Records to use:
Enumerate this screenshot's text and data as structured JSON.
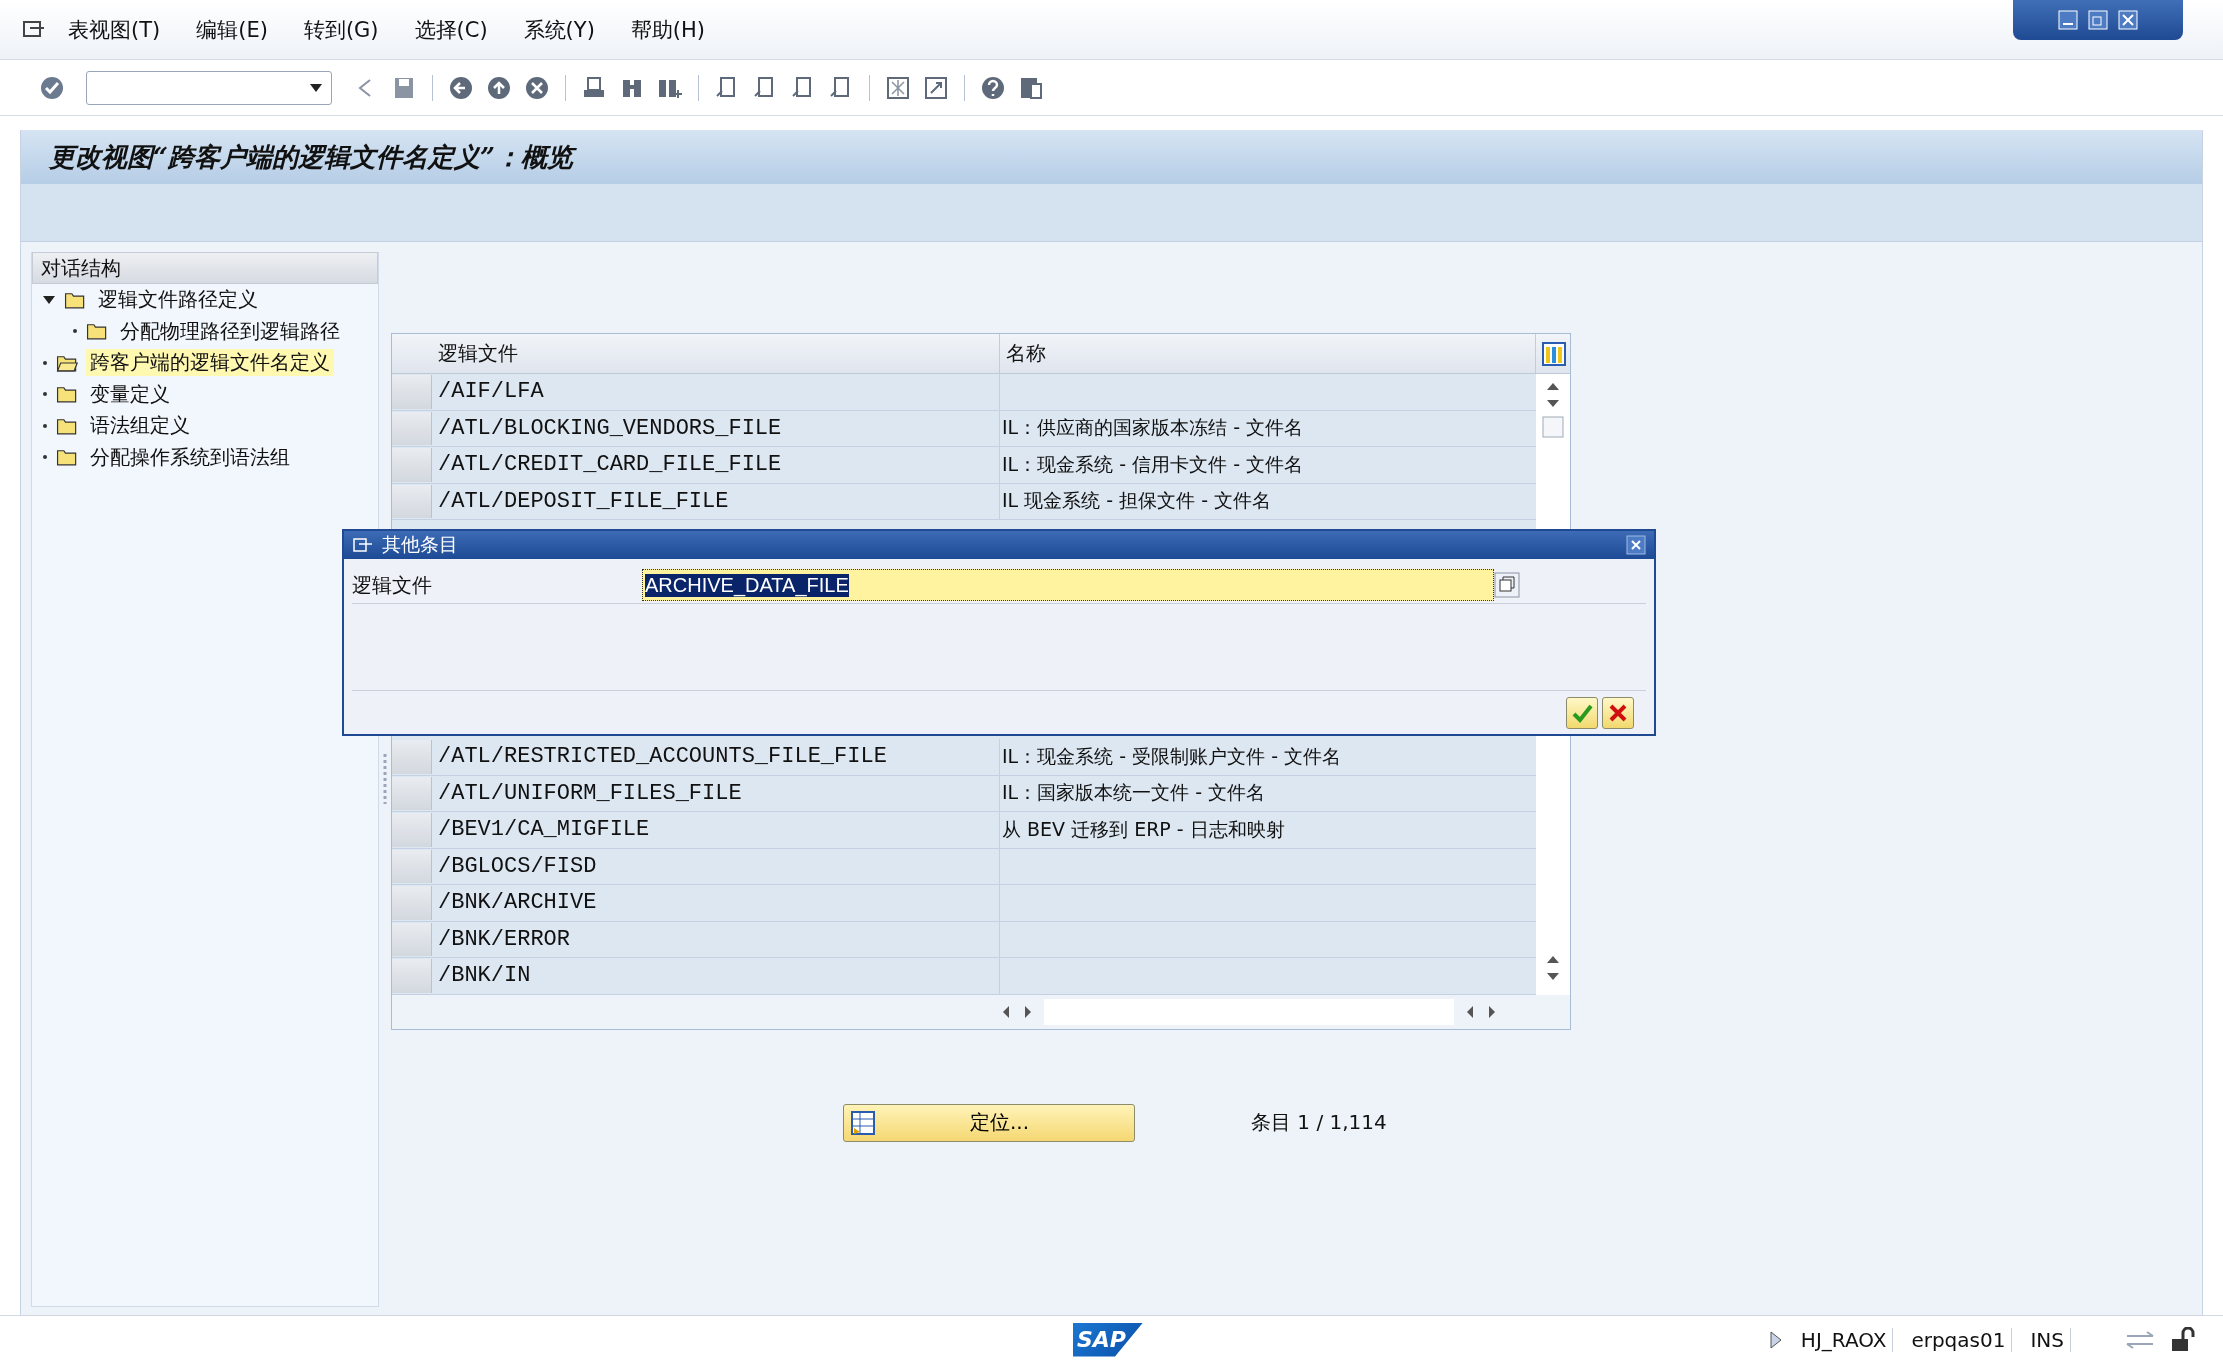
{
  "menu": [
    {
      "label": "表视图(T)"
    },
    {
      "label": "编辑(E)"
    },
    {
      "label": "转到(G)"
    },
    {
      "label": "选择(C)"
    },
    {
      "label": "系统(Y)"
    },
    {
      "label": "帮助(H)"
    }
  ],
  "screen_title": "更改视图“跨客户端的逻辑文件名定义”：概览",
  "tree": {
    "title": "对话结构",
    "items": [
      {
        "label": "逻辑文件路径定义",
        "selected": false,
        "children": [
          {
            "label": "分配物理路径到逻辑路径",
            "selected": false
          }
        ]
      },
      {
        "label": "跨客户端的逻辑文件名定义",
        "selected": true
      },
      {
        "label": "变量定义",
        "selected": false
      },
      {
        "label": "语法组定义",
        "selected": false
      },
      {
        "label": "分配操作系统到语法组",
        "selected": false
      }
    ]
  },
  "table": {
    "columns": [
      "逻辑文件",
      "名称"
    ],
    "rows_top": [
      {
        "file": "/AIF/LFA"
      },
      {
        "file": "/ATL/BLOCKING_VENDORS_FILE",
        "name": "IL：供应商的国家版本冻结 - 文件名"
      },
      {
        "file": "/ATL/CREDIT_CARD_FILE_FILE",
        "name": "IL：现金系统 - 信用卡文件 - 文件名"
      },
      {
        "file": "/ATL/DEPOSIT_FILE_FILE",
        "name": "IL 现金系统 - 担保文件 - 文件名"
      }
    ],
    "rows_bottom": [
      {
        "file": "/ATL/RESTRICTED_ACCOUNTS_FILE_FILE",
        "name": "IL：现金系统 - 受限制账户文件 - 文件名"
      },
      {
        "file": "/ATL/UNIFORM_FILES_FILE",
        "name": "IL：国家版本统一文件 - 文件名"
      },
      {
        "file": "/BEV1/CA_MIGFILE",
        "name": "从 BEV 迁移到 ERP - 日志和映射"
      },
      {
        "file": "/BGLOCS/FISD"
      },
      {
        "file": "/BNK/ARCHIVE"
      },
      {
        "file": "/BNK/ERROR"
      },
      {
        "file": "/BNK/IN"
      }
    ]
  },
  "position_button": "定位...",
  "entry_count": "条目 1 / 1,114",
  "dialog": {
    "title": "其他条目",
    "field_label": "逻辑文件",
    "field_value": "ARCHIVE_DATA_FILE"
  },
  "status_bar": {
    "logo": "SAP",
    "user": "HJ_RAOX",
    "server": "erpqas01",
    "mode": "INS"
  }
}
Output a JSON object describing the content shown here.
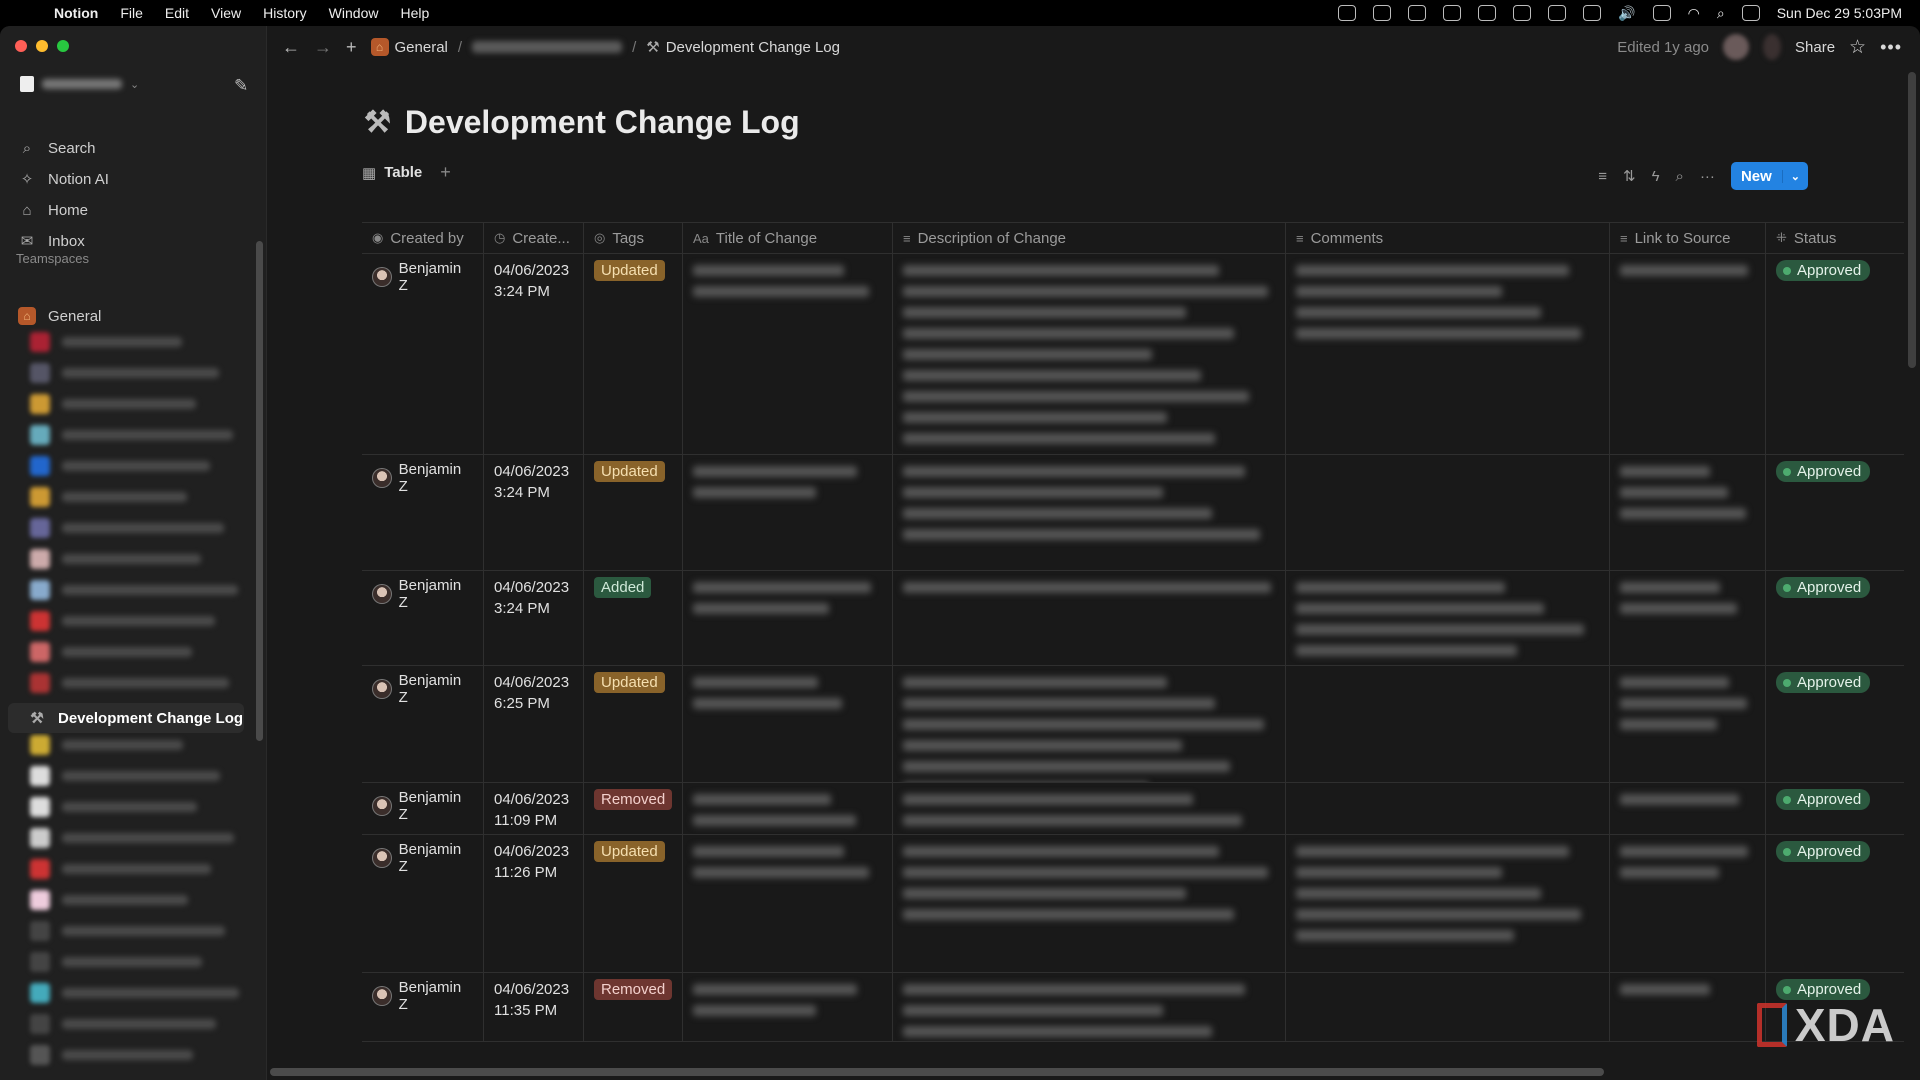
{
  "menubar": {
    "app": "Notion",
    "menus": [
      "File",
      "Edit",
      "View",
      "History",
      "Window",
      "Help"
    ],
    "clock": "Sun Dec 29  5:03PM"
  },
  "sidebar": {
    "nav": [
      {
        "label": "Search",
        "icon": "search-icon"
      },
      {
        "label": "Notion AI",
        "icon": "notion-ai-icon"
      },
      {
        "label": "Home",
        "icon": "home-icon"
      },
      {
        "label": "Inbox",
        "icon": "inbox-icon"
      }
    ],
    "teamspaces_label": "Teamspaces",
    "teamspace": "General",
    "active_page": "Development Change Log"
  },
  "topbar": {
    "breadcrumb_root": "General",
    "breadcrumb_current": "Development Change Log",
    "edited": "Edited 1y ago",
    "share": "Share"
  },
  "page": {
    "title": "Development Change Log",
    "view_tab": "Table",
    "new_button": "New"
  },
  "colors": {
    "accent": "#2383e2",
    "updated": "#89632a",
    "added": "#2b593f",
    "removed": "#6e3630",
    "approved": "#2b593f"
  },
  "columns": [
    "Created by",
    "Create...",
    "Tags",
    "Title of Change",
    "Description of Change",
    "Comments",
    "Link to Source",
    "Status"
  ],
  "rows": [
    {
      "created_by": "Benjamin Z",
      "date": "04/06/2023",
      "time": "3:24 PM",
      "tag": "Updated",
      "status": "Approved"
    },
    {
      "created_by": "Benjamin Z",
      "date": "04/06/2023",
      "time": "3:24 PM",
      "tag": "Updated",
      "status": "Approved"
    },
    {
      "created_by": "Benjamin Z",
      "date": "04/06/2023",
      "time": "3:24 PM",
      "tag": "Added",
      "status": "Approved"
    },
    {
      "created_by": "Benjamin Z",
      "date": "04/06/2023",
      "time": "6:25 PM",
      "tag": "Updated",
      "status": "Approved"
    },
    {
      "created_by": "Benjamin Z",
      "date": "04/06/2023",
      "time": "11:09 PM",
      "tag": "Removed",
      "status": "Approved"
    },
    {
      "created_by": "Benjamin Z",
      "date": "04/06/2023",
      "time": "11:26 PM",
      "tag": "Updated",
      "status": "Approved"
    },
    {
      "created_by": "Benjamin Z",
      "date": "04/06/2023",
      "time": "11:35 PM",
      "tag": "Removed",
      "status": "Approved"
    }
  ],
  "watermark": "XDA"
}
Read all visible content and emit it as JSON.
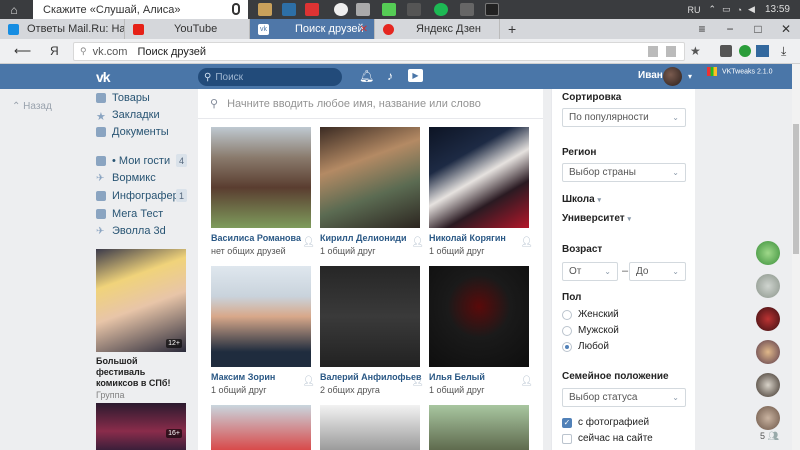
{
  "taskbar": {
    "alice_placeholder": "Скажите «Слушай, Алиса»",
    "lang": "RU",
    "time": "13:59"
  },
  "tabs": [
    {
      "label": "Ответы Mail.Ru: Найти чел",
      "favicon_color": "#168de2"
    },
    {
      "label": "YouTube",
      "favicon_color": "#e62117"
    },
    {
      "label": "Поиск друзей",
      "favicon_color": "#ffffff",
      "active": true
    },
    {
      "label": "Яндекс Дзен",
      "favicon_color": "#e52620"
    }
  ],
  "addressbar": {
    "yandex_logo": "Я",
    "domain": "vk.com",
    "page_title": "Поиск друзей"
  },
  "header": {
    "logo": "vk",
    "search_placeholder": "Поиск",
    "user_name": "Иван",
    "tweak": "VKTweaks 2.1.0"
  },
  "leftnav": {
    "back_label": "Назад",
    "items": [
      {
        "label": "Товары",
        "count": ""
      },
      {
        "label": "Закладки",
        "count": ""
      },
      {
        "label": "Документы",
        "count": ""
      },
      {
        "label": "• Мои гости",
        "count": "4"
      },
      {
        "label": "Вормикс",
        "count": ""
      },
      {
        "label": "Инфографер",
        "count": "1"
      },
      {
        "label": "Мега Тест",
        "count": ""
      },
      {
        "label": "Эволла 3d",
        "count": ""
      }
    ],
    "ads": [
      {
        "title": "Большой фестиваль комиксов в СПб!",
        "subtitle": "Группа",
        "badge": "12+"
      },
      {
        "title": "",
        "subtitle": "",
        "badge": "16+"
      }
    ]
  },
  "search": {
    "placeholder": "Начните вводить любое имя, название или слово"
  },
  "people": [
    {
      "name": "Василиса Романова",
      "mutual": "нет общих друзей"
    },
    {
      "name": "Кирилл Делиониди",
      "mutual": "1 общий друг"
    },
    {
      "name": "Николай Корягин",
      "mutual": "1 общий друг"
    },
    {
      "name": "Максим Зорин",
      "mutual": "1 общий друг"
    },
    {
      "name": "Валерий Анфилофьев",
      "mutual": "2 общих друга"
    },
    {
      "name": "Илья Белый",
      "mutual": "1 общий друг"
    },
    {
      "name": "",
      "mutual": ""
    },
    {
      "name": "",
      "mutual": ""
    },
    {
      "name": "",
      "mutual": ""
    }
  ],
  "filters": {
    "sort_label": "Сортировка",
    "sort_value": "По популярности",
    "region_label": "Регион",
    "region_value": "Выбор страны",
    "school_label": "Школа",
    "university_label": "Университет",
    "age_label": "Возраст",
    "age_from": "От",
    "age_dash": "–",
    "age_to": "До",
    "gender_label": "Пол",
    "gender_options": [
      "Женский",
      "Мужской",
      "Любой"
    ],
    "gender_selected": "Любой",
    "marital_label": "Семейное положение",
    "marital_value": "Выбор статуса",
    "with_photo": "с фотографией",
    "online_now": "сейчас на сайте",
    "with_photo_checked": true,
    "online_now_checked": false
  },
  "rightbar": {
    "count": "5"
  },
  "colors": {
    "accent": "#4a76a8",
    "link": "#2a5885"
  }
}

What you have to do:
From the records above, pull out each line that has "Development".

Output below:
    "active_page": "Development Change Log"
    "breadcrumb_current": "Development Change Log",
    "title": "Development Change Log",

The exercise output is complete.